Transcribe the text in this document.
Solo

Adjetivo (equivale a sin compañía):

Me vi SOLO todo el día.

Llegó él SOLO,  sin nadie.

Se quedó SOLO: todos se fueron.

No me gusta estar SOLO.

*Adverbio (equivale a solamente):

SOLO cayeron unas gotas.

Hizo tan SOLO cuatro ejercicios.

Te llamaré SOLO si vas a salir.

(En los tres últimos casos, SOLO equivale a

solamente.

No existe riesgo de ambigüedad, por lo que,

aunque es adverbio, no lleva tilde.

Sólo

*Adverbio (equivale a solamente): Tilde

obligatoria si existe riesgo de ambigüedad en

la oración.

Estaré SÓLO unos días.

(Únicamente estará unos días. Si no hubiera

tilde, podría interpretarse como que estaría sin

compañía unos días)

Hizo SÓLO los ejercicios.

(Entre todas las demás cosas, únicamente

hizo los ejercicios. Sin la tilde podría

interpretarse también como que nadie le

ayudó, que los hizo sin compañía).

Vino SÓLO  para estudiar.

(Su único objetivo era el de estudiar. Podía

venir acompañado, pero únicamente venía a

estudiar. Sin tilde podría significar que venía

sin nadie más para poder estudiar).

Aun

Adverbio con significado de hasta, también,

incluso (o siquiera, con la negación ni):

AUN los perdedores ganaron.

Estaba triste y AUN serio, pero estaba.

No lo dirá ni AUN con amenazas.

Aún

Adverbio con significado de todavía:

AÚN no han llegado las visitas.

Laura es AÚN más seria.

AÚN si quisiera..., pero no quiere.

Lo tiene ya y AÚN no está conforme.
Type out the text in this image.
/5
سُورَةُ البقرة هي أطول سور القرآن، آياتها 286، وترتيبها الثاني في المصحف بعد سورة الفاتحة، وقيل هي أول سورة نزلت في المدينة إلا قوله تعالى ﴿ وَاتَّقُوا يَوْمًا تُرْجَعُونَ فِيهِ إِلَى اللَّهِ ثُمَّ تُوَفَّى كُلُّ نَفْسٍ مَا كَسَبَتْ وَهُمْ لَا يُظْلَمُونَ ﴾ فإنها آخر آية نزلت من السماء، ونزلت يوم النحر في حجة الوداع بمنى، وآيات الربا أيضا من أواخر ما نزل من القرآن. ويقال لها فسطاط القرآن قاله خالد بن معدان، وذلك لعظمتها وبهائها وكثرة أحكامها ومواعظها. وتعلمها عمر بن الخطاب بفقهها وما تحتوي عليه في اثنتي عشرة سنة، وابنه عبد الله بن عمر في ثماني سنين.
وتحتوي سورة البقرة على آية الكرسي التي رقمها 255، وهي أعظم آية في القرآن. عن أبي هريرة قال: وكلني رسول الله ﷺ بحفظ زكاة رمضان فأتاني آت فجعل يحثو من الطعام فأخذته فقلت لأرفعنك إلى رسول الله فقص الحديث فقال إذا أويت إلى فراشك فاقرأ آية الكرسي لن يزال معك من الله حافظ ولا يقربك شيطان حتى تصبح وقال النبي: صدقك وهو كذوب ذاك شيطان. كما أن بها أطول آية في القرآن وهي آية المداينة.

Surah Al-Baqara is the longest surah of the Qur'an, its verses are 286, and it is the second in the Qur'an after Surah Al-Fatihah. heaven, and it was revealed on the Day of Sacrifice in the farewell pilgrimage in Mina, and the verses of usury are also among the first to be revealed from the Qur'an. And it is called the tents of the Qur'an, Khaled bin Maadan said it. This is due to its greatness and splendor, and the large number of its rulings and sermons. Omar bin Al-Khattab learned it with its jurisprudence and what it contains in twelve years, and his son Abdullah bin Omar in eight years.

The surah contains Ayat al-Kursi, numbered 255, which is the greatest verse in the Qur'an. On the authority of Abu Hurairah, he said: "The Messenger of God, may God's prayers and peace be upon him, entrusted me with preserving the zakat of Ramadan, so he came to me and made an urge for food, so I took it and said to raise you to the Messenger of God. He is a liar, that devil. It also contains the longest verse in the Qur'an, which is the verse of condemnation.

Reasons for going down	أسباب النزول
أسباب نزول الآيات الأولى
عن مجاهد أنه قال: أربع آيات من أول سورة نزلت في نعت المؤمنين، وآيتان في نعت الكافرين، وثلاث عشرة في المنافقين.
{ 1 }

▶ _Task goal_
How many lines in the records above contain the word "nadie"? Reply with the number and nothing more.

▶ _Answer to this problem_
3